## Aufgabe 1
Fassen Sie im Text über Generationen und Fachkräftegewinnung den Absatz, der mit „Die kommende Generation potenzieller Bewerber“ beginnt, als Stichpunktliste zusammen. Seine wesentlichen Aussagen müssen dabei erhalten bleiben.
--- Text ---
Wenn sich jetzt als konstant vorausgesetzte individuell bedeutsame Umfeldfaktoren verändern, beispielsweise durch eine räumlich und zeitlich entgrenzte Arbeit, auf die wenig Einfluss besteht, funktioniert die Orientierung nicht mehr wie gewohnt. Je nach persönlicher Beanspruchungstoleranz können solche entgrenzte Arbeitsbedingungen als Kontrollverlust erlebt werden und Stress auslösen.
41Zahlreiche Publikationen beschäftigen sich mit der Frage, wie die unterschiedlichen Generationen mit den Herausforderungen in Technik, Gesellschaft, Natur und der Arbeit umgehen. Während der Generation „X“ (Geburtenjahrgänge 1970 bis ca. 1985) ein eher unflexibler Umgang mit den Anforderungen sich rasch verändernder Rahmenbedingungen zugeschrieben wird, sind für Arbeitgeber besonders die Generationen „Y“ (Geburtenjahrgänge ab 1985 bis 2000) und „Z“ (Geburtenjahrgänge ab 2000 bis 2015) in das Blickfeld gerückt (vgl. Scholz [II], 2014, S. 73 f.). Sie verkörpern jene Altersgruppen, die die Digitalisierung für soziales Netzwerken zu nutzen wissen, bzw. mit der Digitalisierung aufwachsen und für die Agilität kein Fremdwort ist.
Der Klassifizierung in Kohorten liegt ebenfalls die Prägung nach gemeinsam geteilten gesellschaftlichen, ökonomischen, technischen und politischen Rahmenbedingungen zugrunde.
Die kommende Generation potenzieller Bewerber weist eine wesentlich heterogene Biografie auf. Die Fachkräftegewinnung wird sich deshalb nicht auf altbewährte Marketingstrategien der öffentlichen Verwaltung beschränken können. Das Werben mit sicheren Arbeitsplätzen und die Tätigkeit für das Gemeinwohl allein, werden nicht genügen, um Potenzialträger für den öffentlichen Dienst zu interessieren. Behörden müssen in Sachen Digitalisierung und neue Arbeitsformen mit Unternehmen mithalten. Auch in der öffentlichen Meinung werden die sich verändernden Rahmenbedingungen mit Nachdruck und unter Bezugnahme auf die Veränderungsnotwendigkeit der Personalarbeit wiederholt und an die Personalpraktiker adressiert. Dies erschwert zusätzlich die Chance auf einen proaktiven Umgang mit der Thematik, der für Innovation unabdingbar ist.
---
## Aufgabe 2
Geben Sie aus der Auflistung die Zeilen zwischen der Zeile mit „- x-tick-label: مصر: [343, 256, 364, 292]“ und der Zeile mit „- bar: [629, 241, 664, 246]“, beide eingeschlossen, als JSON-Liste von Zeichenketten wieder. Jede Zeile wird dabei zu einem Eintrag, Leerzeilen entfallen.
--- Rohdaten ---
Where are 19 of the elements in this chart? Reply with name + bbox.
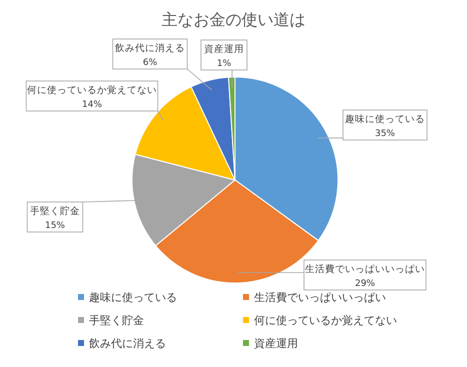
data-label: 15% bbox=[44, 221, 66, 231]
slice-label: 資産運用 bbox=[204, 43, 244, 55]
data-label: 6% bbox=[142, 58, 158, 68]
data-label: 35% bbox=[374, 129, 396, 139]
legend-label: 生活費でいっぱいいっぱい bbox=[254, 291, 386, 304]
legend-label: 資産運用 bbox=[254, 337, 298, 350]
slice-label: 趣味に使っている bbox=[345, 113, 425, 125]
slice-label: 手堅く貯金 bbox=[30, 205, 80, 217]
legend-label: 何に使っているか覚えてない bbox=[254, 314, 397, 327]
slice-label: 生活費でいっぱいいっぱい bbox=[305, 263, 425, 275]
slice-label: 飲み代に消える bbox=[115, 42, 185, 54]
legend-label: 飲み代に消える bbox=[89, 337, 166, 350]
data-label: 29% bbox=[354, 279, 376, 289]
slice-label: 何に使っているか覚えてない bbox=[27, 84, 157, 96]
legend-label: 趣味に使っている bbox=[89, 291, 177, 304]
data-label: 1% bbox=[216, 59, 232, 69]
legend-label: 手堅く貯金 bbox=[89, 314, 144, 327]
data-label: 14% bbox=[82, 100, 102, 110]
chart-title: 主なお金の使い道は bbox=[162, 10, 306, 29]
---
--- Rohdaten ---
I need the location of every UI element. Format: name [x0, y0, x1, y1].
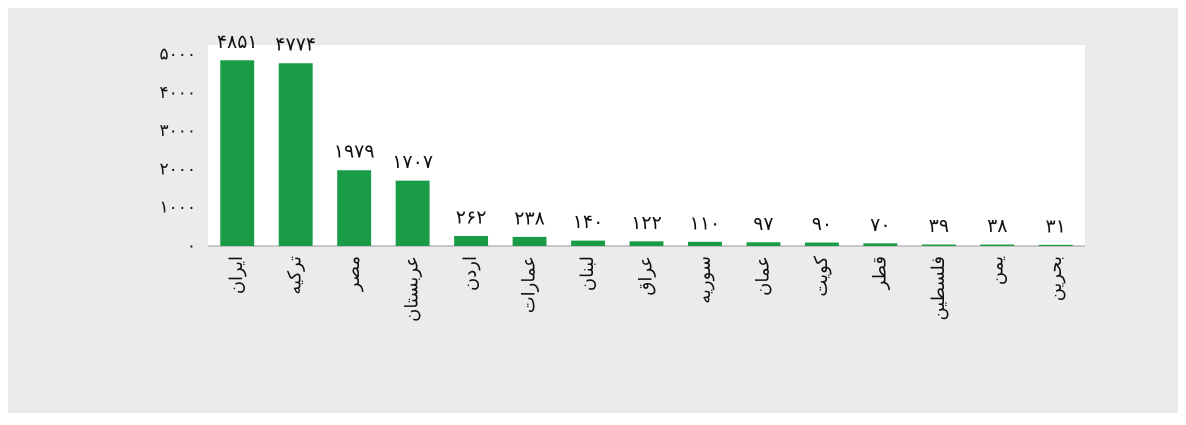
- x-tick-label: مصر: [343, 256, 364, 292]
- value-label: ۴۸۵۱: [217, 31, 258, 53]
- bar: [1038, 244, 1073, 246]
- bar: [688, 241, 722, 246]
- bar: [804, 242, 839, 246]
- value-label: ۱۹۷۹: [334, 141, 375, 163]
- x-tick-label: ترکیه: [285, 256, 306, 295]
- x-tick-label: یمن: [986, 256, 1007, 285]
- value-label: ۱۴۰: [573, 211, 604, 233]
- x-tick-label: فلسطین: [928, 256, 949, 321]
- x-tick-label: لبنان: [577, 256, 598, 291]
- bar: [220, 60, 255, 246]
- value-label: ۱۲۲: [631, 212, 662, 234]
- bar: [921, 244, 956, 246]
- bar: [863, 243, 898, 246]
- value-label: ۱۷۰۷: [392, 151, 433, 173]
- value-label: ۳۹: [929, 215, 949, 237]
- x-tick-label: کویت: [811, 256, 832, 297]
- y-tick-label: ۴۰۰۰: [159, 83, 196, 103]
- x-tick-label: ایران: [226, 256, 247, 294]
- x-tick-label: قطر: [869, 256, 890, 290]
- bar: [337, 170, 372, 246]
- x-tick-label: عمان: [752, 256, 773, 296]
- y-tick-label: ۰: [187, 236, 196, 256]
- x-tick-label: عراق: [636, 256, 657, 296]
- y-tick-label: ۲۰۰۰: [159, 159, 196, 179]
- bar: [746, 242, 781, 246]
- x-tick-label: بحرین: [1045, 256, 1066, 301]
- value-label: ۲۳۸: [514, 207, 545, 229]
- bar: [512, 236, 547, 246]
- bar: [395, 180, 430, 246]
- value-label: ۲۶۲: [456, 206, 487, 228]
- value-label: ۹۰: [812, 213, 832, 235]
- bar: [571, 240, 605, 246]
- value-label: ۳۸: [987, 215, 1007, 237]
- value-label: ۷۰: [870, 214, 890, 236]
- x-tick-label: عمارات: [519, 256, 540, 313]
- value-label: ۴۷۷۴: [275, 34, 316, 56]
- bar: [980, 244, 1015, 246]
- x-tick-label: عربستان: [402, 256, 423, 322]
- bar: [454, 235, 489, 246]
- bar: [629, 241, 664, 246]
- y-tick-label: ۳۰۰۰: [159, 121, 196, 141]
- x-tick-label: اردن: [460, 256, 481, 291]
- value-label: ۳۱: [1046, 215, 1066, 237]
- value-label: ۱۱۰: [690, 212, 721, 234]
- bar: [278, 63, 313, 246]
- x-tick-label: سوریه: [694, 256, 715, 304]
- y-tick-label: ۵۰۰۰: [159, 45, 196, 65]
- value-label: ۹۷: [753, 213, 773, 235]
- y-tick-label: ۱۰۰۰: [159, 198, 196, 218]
---
--- Rohdaten ---
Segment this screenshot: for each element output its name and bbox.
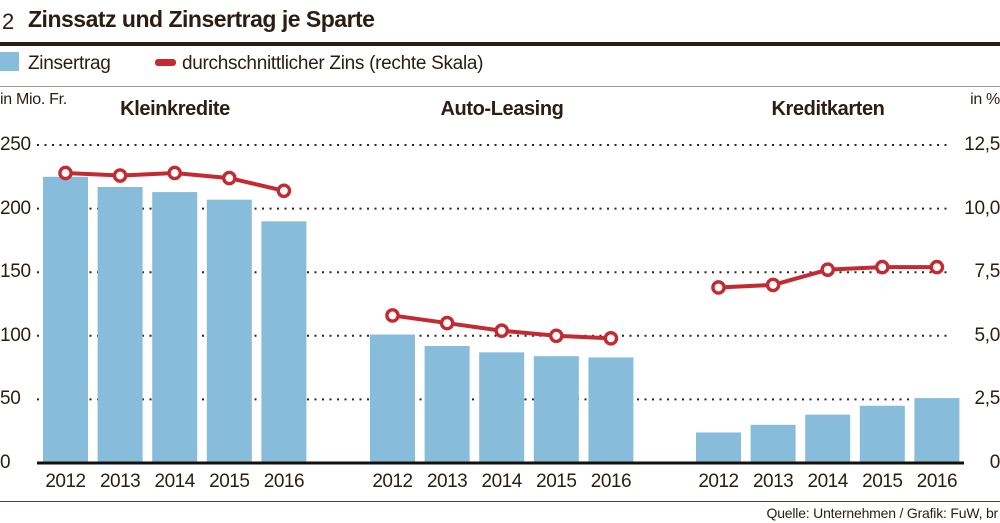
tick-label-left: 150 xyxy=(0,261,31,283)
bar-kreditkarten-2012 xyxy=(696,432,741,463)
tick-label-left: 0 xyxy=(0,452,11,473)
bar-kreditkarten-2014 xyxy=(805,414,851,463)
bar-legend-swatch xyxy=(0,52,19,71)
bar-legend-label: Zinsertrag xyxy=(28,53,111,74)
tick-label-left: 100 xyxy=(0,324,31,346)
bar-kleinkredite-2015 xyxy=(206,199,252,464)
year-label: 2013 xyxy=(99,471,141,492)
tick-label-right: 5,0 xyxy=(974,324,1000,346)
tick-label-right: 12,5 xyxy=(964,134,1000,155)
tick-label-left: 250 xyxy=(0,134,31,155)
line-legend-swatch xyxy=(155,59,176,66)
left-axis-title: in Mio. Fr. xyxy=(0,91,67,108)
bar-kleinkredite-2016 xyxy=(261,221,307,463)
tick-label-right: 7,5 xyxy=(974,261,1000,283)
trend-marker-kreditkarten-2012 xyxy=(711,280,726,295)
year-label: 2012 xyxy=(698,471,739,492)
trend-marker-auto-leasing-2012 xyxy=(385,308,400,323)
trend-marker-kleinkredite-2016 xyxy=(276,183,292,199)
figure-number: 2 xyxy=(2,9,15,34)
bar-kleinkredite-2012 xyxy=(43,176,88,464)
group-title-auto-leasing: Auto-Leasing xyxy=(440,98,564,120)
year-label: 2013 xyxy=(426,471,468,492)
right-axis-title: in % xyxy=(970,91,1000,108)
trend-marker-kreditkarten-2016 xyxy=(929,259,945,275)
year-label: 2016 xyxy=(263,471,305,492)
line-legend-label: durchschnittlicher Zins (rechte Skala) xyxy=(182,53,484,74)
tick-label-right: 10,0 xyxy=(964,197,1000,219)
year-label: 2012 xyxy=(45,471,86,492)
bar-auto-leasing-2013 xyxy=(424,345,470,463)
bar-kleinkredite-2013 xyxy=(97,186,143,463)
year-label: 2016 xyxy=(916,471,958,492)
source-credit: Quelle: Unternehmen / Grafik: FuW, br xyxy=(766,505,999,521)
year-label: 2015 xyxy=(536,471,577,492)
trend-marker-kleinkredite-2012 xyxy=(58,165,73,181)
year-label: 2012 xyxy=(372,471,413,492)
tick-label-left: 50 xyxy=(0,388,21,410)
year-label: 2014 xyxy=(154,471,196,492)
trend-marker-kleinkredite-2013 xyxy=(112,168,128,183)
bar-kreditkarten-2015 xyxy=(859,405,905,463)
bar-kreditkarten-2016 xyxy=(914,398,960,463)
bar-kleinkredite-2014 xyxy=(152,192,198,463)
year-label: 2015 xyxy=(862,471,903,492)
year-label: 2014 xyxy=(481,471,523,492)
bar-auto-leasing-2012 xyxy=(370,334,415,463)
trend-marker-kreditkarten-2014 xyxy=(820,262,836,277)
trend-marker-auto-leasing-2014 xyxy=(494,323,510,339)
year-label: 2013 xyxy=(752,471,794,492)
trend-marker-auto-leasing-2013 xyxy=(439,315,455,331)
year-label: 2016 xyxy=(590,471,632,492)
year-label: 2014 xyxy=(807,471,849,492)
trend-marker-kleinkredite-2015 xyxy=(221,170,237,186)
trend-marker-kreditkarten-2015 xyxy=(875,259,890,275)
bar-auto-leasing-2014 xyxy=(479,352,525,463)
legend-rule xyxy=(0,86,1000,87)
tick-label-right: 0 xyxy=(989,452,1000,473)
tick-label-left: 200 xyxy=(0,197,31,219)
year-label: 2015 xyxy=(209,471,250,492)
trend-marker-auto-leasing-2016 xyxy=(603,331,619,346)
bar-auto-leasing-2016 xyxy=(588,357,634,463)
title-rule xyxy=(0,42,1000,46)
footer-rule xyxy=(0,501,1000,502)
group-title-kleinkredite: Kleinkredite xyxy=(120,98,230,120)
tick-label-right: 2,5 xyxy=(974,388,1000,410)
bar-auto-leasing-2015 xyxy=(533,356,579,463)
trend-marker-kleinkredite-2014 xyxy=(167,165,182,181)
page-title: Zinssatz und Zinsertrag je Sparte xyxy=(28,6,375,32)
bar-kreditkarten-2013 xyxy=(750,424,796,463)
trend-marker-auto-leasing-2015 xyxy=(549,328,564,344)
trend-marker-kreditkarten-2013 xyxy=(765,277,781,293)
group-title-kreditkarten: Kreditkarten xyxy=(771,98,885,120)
---
## Ergebnis 1
- Die kommende Generation potenzieller Bewerber weist eine wesentlich heterogene Biografie auf.
- Daher kann sich die Fachkräftegewinnung nicht auf altbewährte Marketingstrategien der öffentlichen Verwaltung beschränken.
- Sichere Arbeitsplätze und die Tätigkeit für das Gemeinwohl allein genügen nicht, um Potenzialträger für den öffentlichen Dienst zu interessieren.
- Behörden müssen bei Digitalisierung und neuen Arbeitsformen mit Unternehmen mithalten.
- In der öffentlichen Meinung werden die veränderten Rahmenbedingungen nachdrücklich wiederholt und an die Personalpraktiker adressiert, unter Verweis auf die Veränderungsnotwendigkeit der Personalarbeit.
- Dies erschwert zusätzlich einen proaktiven Umgang mit der Thematik, der für Innovation unabdingbar ist.

## Ergebnis 2
[
  "- x-tick-label: مصر: [343, 256, 364, 292]",
  "- value-label: ۴۸۵۱: [217, 31, 258, 53]",
  "- bar: [1038, 244, 1073, 246]",
  "- bar: [688, 241, 722, 246]",
  "- bar: [804, 242, 839, 246]",
  "- value-label: ۱۹۷۹: [334, 141, 375, 163]",
  "- x-tick-label: ترکیه: [285, 256, 306, 295]",
  "- x-tick-label: یمن: [986, 256, 1007, 285]",
  "- value-label: ۱۴۰: [573, 211, 604, 233]",
  "- x-tick-label: فلسطین: [928, 256, 949, 321]",
  "- x-tick-label: لبنان: [577, 256, 598, 291]",
  "- bar: [220, 60, 255, 246]",
  "- value-label: ۱۲۲: [631, 212, 662, 234]",
  "- bar: [921, 244, 956, 246]",
  "- bar: [863, 243, 898, 246]",
  "- value-label: ۱۷۰۷: [392, 151, 433, 173]",
  "- value-label: ۳۹: [929, 215, 949, 237]",
  "- x-tick-label: کویت: [811, 256, 832, 297]",
  "- y-tick-label: ۴۰۰۰: [159, 83, 196, 103]",
  "- x-tick-label: ایران: [226, 256, 247, 294]",
  "- x-tick-label: قطر: [869, 256, 890, 290]",
  "- bar: [337, 170, 372, 246]",
  "- x-tick-label: عمان: [752, 256, 773, 296]",
  "- y-tick-label: ۰: [187, 236, 196, 256]",
  "- x-tick-label: عراق: [636, 256, 657, 296]",
  "- y-tick-label: ۲۰۰۰: [159, 159, 196, 179]",
  "- bar: [746, 242, 781, 246]",
  "- x-tick-label: بحرین: [1045, 256, 1066, 301]",
  "- value-label: ۲۳۸: [514, 207, 545, 229]",
  "- bar: [512, 236, 547, 246]",
  "- bar: [395, 180, 430, 246]",
  "- value-label: ۲۶۲: [456, 206, 487, 228]",
  "- value-label: ۹۰: [812, 213, 832, 235]",
  "- bar: [571, 240, 605, 246]",
  "- value-label: ۳۸: [987, 215, 1007, 237]",
  "- value-label: ۷۰: [870, 214, 890, 236]",
  "- x-tick-label: عمارات: [519, 256, 540, 313]",
  "- value-label: ۴۷۷۴: [275, 34, 316, 56]",
  "- bar: [980, 244, 1015, 246]",
  "- x-tick-label: عربستان: [402, 256, 423, 322]",
  "- bar: [454, 235, 489, 246]",
  "- bar: [629, 241, 664, 246]"
]